> WHAT IS EXPECTED
Extract every entry word for word.

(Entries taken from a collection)
START

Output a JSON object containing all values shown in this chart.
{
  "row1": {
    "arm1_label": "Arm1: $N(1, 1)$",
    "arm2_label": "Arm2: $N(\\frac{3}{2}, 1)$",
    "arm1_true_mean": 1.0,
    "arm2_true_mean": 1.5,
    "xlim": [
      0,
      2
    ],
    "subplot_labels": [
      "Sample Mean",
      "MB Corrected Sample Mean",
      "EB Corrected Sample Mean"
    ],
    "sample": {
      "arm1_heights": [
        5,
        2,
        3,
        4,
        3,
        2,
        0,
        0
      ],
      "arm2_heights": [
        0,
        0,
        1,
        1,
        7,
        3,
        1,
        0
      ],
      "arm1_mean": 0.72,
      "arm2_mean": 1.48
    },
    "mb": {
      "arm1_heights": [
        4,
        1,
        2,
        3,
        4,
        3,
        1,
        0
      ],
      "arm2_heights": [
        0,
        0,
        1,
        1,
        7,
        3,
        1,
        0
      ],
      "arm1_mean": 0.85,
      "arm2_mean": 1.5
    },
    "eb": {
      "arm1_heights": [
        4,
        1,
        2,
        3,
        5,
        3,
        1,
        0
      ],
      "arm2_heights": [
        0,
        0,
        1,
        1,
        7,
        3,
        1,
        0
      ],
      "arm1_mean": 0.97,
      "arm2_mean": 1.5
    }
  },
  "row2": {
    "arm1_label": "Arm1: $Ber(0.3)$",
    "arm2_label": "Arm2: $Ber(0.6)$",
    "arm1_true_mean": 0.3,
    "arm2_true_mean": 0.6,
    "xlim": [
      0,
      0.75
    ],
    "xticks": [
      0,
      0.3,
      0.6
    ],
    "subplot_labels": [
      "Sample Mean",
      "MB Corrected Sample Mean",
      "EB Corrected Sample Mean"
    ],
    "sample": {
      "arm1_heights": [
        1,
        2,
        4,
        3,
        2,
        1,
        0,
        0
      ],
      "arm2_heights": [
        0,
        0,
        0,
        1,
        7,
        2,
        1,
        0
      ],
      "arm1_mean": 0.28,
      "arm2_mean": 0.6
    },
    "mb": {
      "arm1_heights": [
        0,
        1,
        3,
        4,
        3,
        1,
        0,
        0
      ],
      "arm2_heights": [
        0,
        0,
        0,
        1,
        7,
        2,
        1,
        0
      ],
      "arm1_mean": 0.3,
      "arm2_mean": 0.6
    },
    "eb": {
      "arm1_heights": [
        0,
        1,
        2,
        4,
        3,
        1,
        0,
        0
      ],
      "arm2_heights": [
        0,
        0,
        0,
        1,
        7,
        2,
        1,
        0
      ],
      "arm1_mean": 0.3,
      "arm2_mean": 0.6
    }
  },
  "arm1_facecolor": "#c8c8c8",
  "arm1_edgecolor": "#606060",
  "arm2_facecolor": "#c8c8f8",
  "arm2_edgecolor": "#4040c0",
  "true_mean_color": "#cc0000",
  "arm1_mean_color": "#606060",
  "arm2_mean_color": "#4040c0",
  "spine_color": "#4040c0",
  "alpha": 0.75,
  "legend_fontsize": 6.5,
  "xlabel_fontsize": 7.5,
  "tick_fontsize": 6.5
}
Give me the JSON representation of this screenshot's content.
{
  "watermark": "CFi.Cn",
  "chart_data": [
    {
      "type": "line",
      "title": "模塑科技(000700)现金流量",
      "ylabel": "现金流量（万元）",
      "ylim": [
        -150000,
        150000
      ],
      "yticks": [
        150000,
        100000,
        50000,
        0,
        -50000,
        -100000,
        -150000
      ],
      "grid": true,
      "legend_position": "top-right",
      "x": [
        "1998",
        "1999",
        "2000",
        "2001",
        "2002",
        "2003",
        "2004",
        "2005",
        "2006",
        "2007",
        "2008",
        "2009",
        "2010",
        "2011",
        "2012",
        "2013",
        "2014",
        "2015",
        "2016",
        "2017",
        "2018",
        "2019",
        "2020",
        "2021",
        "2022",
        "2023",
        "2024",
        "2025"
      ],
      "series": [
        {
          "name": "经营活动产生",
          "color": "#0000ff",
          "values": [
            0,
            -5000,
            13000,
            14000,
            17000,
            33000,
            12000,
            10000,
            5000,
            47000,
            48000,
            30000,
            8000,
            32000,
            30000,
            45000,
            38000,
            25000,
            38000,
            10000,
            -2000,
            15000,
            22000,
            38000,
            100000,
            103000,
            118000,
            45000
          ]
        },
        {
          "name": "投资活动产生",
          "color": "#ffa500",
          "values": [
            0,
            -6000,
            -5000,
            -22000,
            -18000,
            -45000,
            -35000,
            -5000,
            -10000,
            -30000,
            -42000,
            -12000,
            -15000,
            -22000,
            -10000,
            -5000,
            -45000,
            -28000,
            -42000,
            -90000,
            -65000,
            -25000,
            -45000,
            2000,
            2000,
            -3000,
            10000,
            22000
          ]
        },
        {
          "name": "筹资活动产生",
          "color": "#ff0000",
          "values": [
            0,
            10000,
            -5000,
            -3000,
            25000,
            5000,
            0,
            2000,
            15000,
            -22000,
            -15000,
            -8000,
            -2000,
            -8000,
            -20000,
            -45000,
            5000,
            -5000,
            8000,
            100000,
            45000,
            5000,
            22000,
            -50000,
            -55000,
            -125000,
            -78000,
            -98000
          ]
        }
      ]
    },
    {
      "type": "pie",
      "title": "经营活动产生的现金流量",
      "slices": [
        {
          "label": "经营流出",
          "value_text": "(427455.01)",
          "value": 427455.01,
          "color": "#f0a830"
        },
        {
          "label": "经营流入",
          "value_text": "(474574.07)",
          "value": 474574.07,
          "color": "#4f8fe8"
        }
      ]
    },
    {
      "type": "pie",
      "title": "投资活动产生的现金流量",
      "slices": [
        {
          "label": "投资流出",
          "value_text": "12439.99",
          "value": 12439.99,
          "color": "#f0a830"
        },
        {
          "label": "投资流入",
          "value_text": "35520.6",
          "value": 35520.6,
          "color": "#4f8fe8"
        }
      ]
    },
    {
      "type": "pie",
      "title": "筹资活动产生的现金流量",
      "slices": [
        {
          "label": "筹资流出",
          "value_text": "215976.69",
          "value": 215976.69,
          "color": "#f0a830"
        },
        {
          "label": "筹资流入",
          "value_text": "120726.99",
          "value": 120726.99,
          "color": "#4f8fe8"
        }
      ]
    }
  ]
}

END

> THE COMPLETED TASK
Output a JSON object containing all values shown in this chart.
{
  "row1": {
    "arm1_label": "Arm1: $N(1, 1)$",
    "arm2_label": "Arm2: $N(\\frac{3}{2}, 1)$",
    "arm1_true_mean": 1.0,
    "arm2_true_mean": 1.5,
    "xlim": [
      0,
      2
    ],
    "subplot_labels": [
      "Sample Mean",
      "MB Corrected Sample Mean",
      "EB Corrected Sample Mean"
    ],
    "sample": {
      "arm1_heights": [
        5,
        2,
        3,
        4,
        3,
        2,
        0,
        0
      ],
      "arm2_heights": [
        0,
        0,
        1,
        1,
        7,
        3,
        1,
        0
      ],
      "arm1_mean": 0.72,
      "arm2_mean": 1.48
    },
    "mb": {
      "arm1_heights": [
        4,
        1,
        2,
        3,
        4,
        3,
        1,
        0
      ],
      "arm2_heights": [
        0,
        0,
        1,
        1,
        7,
        3,
        1,
        0
      ],
      "arm1_mean": 0.85,
      "arm2_mean": 1.5
    },
    "eb": {
      "arm1_heights": [
        4,
        1,
        2,
        3,
        5,
        3,
        1,
        0
      ],
      "arm2_heights": [
        0,
        0,
        1,
        1,
        7,
        3,
        1,
        0
      ],
      "arm1_mean": 0.97,
      "arm2_mean": 1.5
    }
  },
  "row2": {
    "arm1_label": "Arm1: $Ber(0.3)$",
    "arm2_label": "Arm2: $Ber(0.6)$",
    "arm1_true_mean": 0.3,
    "arm2_true_mean": 0.6,
    "xlim": [
      0,
      0.75
    ],
    "xticks": [
      0,
      0.3,
      0.6
    ],
    "subplot_labels": [
      "Sample Mean",
      "MB Corrected Sample Mean",
      "EB Corrected Sample Mean"
    ],
    "sample": {
      "arm1_heights": [
        1,
        2,
        4,
        3,
        2,
        1,
        0,
        0
      ],
      "arm2_heights": [
        0,
        0,
        0,
        1,
        7,
        2,
        1,
        0
      ],
      "arm1_mean": 0.28,
      "arm2_mean": 0.6
    },
    "mb": {
      "arm1_heights": [
        0,
        1,
        3,
        4,
        3,
        1,
        0,
        0
      ],
      "arm2_heights": [
        0,
        0,
        0,
        1,
        7,
        2,
        1,
        0
      ],
      "arm1_mean": 0.3,
      "arm2_mean": 0.6
    },
    "eb": {
      "arm1_heights": [
        0,
        1,
        2,
        4,
        3,
        1,
        0,
        0
      ],
      "arm2_heights": [
        0,
        0,
        0,
        1,
        7,
        2,
        1,
        0
      ],
      "arm1_mean": 0.3,
      "arm2_mean": 0.6
    }
  },
  "arm1_facecolor": "#c8c8c8",
  "arm1_edgecolor": "#606060",
  "arm2_facecolor": "#c8c8f8",
  "arm2_edgecolor": "#4040c0",
  "true_mean_color": "#cc0000",
  "arm1_mean_color": "#606060",
  "arm2_mean_color": "#4040c0",
  "spine_color": "#4040c0",
  "alpha": 0.75,
  "legend_fontsize": 6.5,
  "xlabel_fontsize": 7.5,
  "tick_fontsize": 6.5
}
Give me the JSON representation of this screenshot's content.
{
  "watermark": "CFi.Cn",
  "chart_data": [
    {
      "type": "line",
      "title": "模塑科技(000700)现金流量",
      "ylabel": "现金流量（万元）",
      "ylim": [
        -150000,
        150000
      ],
      "yticks": [
        150000,
        100000,
        50000,
        0,
        -50000,
        -100000,
        -150000
      ],
      "grid": true,
      "legend_position": "top-right",
      "x": [
        "1998",
        "1999",
        "2000",
        "2001",
        "2002",
        "2003",
        "2004",
        "2005",
        "2006",
        "2007",
        "2008",
        "2009",
        "2010",
        "2011",
        "2012",
        "2013",
        "2014",
        "2015",
        "2016",
        "2017",
        "2018",
        "2019",
        "2020",
        "2021",
        "2022",
        "2023",
        "2024",
        "2025"
      ],
      "series": [
        {
          "name": "经营活动产生",
          "color": "#0000ff",
          "values": [
            0,
            -5000,
            13000,
            14000,
            17000,
            33000,
            12000,
            10000,
            5000,
            47000,
            48000,
            30000,
            8000,
            32000,
            30000,
            45000,
            38000,
            25000,
            38000,
            10000,
            -2000,
            15000,
            22000,
            38000,
            100000,
            103000,
            118000,
            45000
          ]
        },
        {
          "name": "投资活动产生",
          "color": "#ffa500",
          "values": [
            0,
            -6000,
            -5000,
            -22000,
            -18000,
            -45000,
            -35000,
            -5000,
            -10000,
            -30000,
            -42000,
            -12000,
            -15000,
            -22000,
            -10000,
            -5000,
            -45000,
            -28000,
            -42000,
            -90000,
            -65000,
            -25000,
            -45000,
            2000,
            2000,
            -3000,
            10000,
            22000
          ]
        },
        {
          "name": "筹资活动产生",
          "color": "#ff0000",
          "values": [
            0,
            10000,
            -5000,
            -3000,
            25000,
            5000,
            0,
            2000,
            15000,
            -22000,
            -15000,
            -8000,
            -2000,
            -8000,
            -20000,
            -45000,
            5000,
            -5000,
            8000,
            100000,
            45000,
            5000,
            22000,
            -50000,
            -55000,
            -125000,
            -78000,
            -98000
          ]
        }
      ]
    },
    {
      "type": "pie",
      "title": "经营活动产生的现金流量",
      "slices": [
        {
          "label": "经营流出",
          "value_text": "(427455.01)",
          "value": 427455.01,
          "color": "#f0a830"
        },
        {
          "label": "经营流入",
          "value_text": "(474574.07)",
          "value": 474574.07,
          "color": "#4f8fe8"
        }
      ]
    },
    {
      "type": "pie",
      "title": "投资活动产生的现金流量",
      "slices": [
        {
          "label": "投资流出",
          "value_text": "12439.99",
          "value": 12439.99,
          "color": "#f0a830"
        },
        {
          "label": "投资流入",
          "value_text": "35520.6",
          "value": 35520.6,
          "color": "#4f8fe8"
        }
      ]
    },
    {
      "type": "pie",
      "title": "筹资活动产生的现金流量",
      "slices": [
        {
          "label": "筹资流出",
          "value_text": "215976.69",
          "value": 215976.69,
          "color": "#f0a830"
        },
        {
          "label": "筹资流入",
          "value_text": "120726.99",
          "value": 120726.99,
          "color": "#4f8fe8"
        }
      ]
    }
  ]
}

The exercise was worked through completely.